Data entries
--------------------------------------------------
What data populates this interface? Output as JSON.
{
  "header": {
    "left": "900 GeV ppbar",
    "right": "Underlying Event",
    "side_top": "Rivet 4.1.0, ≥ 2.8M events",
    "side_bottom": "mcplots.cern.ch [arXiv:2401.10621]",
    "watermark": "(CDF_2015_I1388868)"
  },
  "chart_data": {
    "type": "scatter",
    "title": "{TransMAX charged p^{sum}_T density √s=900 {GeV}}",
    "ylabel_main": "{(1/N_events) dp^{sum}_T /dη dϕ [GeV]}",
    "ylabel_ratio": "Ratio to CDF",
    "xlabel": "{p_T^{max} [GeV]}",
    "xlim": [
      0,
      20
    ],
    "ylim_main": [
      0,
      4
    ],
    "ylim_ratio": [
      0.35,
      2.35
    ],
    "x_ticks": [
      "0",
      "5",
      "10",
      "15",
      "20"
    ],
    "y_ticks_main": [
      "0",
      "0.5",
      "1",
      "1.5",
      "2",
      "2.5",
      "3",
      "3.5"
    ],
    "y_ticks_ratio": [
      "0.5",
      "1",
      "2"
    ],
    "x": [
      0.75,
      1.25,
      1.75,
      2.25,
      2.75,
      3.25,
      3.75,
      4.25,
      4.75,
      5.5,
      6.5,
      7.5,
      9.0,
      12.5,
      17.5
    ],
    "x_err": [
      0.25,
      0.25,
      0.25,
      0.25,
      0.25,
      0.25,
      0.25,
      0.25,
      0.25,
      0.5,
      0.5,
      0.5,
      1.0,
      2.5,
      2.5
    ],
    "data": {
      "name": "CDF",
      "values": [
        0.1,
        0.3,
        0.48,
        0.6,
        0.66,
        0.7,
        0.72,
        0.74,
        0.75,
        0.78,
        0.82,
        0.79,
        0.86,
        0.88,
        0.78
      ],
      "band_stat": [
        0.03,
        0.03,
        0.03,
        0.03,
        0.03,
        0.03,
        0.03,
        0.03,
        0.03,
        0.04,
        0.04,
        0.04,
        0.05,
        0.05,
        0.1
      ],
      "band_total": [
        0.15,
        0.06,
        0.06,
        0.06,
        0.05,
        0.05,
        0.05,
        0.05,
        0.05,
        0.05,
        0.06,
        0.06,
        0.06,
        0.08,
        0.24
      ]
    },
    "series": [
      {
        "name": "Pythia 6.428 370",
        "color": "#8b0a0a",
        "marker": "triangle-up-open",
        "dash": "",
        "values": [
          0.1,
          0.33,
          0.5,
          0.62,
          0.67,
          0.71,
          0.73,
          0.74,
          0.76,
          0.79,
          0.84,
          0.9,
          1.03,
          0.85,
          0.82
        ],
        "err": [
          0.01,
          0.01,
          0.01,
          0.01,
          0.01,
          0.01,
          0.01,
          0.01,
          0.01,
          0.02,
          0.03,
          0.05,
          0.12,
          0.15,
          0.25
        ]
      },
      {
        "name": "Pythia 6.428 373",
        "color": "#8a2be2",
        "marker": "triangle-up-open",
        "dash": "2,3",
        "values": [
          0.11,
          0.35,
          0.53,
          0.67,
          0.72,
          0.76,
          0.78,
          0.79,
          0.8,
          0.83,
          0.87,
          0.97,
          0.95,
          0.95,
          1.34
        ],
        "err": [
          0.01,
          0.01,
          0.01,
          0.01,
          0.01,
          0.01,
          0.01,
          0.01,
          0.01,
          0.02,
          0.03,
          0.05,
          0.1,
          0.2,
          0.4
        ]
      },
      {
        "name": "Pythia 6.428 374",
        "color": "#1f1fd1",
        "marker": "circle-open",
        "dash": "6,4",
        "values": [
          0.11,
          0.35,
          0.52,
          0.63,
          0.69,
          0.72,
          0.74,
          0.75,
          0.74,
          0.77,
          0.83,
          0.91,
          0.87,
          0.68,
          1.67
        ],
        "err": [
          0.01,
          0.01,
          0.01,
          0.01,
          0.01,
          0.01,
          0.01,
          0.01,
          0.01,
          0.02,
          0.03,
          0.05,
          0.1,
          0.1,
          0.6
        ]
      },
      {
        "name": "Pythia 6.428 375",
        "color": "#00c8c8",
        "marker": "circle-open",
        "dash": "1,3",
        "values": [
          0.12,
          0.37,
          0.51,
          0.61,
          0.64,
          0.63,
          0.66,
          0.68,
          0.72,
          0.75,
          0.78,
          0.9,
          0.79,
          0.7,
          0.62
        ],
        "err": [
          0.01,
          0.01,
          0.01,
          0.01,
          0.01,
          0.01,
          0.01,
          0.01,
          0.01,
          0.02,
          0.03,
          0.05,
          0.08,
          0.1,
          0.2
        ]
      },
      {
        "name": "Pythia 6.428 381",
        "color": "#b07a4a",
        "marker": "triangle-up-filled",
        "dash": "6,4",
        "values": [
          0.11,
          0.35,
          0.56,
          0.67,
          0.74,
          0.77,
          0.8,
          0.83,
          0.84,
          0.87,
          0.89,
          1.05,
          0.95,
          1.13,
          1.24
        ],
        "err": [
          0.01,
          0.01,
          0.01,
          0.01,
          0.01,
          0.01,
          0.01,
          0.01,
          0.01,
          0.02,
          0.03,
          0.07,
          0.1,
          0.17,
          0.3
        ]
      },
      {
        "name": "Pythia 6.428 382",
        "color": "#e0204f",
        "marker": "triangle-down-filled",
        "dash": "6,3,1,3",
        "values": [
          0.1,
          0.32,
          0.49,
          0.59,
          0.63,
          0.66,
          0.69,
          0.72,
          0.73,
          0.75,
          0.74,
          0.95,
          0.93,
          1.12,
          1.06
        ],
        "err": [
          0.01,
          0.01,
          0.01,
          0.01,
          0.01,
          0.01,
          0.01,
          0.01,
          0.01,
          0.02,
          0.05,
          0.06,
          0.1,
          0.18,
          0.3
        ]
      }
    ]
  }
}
--------------------------------------------------
> STATED PROBLEM: Copy the entries above exactly, leaving none out.

> TASK SOLUTION:
What data populates this interface? Output as JSON.
{
  "header": {
    "left": "900 GeV ppbar",
    "right": "Underlying Event",
    "side_top": "Rivet 4.1.0, ≥ 2.8M events",
    "side_bottom": "mcplots.cern.ch [arXiv:2401.10621]",
    "watermark": "(CDF_2015_I1388868)"
  },
  "chart_data": {
    "type": "scatter",
    "title": "{TransMAX charged p^{sum}_T density √s=900 {GeV}}",
    "ylabel_main": "{(1/N_events) dp^{sum}_T /dη dϕ [GeV]}",
    "ylabel_ratio": "Ratio to CDF",
    "xlabel": "{p_T^{max} [GeV]}",
    "xlim": [
      0,
      20
    ],
    "ylim_main": [
      0,
      4
    ],
    "ylim_ratio": [
      0.35,
      2.35
    ],
    "x_ticks": [
      "0",
      "5",
      "10",
      "15",
      "20"
    ],
    "y_ticks_main": [
      "0",
      "0.5",
      "1",
      "1.5",
      "2",
      "2.5",
      "3",
      "3.5"
    ],
    "y_ticks_ratio": [
      "0.5",
      "1",
      "2"
    ],
    "x": [
      0.75,
      1.25,
      1.75,
      2.25,
      2.75,
      3.25,
      3.75,
      4.25,
      4.75,
      5.5,
      6.5,
      7.5,
      9.0,
      12.5,
      17.5
    ],
    "x_err": [
      0.25,
      0.25,
      0.25,
      0.25,
      0.25,
      0.25,
      0.25,
      0.25,
      0.25,
      0.5,
      0.5,
      0.5,
      1.0,
      2.5,
      2.5
    ],
    "data": {
      "name": "CDF",
      "values": [
        0.1,
        0.3,
        0.48,
        0.6,
        0.66,
        0.7,
        0.72,
        0.74,
        0.75,
        0.78,
        0.82,
        0.79,
        0.86,
        0.88,
        0.78
      ],
      "band_stat": [
        0.03,
        0.03,
        0.03,
        0.03,
        0.03,
        0.03,
        0.03,
        0.03,
        0.03,
        0.04,
        0.04,
        0.04,
        0.05,
        0.05,
        0.1
      ],
      "band_total": [
        0.15,
        0.06,
        0.06,
        0.06,
        0.05,
        0.05,
        0.05,
        0.05,
        0.05,
        0.05,
        0.06,
        0.06,
        0.06,
        0.08,
        0.24
      ]
    },
    "series": [
      {
        "name": "Pythia 6.428 370",
        "color": "#8b0a0a",
        "marker": "triangle-up-open",
        "dash": "",
        "values": [
          0.1,
          0.33,
          0.5,
          0.62,
          0.67,
          0.71,
          0.73,
          0.74,
          0.76,
          0.79,
          0.84,
          0.9,
          1.03,
          0.85,
          0.82
        ],
        "err": [
          0.01,
          0.01,
          0.01,
          0.01,
          0.01,
          0.01,
          0.01,
          0.01,
          0.01,
          0.02,
          0.03,
          0.05,
          0.12,
          0.15,
          0.25
        ]
      },
      {
        "name": "Pythia 6.428 373",
        "color": "#8a2be2",
        "marker": "triangle-up-open",
        "dash": "2,3",
        "values": [
          0.11,
          0.35,
          0.53,
          0.67,
          0.72,
          0.76,
          0.78,
          0.79,
          0.8,
          0.83,
          0.87,
          0.97,
          0.95,
          0.95,
          1.34
        ],
        "err": [
          0.01,
          0.01,
          0.01,
          0.01,
          0.01,
          0.01,
          0.01,
          0.01,
          0.01,
          0.02,
          0.03,
          0.05,
          0.1,
          0.2,
          0.4
        ]
      },
      {
        "name": "Pythia 6.428 374",
        "color": "#1f1fd1",
        "marker": "circle-open",
        "dash": "6,4",
        "values": [
          0.11,
          0.35,
          0.52,
          0.63,
          0.69,
          0.72,
          0.74,
          0.75,
          0.74,
          0.77,
          0.83,
          0.91,
          0.87,
          0.68,
          1.67
        ],
        "err": [
          0.01,
          0.01,
          0.01,
          0.01,
          0.01,
          0.01,
          0.01,
          0.01,
          0.01,
          0.02,
          0.03,
          0.05,
          0.1,
          0.1,
          0.6
        ]
      },
      {
        "name": "Pythia 6.428 375",
        "color": "#00c8c8",
        "marker": "circle-open",
        "dash": "1,3",
        "values": [
          0.12,
          0.37,
          0.51,
          0.61,
          0.64,
          0.63,
          0.66,
          0.68,
          0.72,
          0.75,
          0.78,
          0.9,
          0.79,
          0.7,
          0.62
        ],
        "err": [
          0.01,
          0.01,
          0.01,
          0.01,
          0.01,
          0.01,
          0.01,
          0.01,
          0.01,
          0.02,
          0.03,
          0.05,
          0.08,
          0.1,
          0.2
        ]
      },
      {
        "name": "Pythia 6.428 381",
        "color": "#b07a4a",
        "marker": "triangle-up-filled",
        "dash": "6,4",
        "values": [
          0.11,
          0.35,
          0.56,
          0.67,
          0.74,
          0.77,
          0.8,
          0.83,
          0.84,
          0.87,
          0.89,
          1.05,
          0.95,
          1.13,
          1.24
        ],
        "err": [
          0.01,
          0.01,
          0.01,
          0.01,
          0.01,
          0.01,
          0.01,
          0.01,
          0.01,
          0.02,
          0.03,
          0.07,
          0.1,
          0.17,
          0.3
        ]
      },
      {
        "name": "Pythia 6.428 382",
        "color": "#e0204f",
        "marker": "triangle-down-filled",
        "dash": "6,3,1,3",
        "values": [
          0.1,
          0.32,
          0.49,
          0.59,
          0.63,
          0.66,
          0.69,
          0.72,
          0.73,
          0.75,
          0.74,
          0.95,
          0.93,
          1.12,
          1.06
        ],
        "err": [
          0.01,
          0.01,
          0.01,
          0.01,
          0.01,
          0.01,
          0.01,
          0.01,
          0.01,
          0.02,
          0.05,
          0.06,
          0.1,
          0.18,
          0.3
        ]
      }
    ]
  }
}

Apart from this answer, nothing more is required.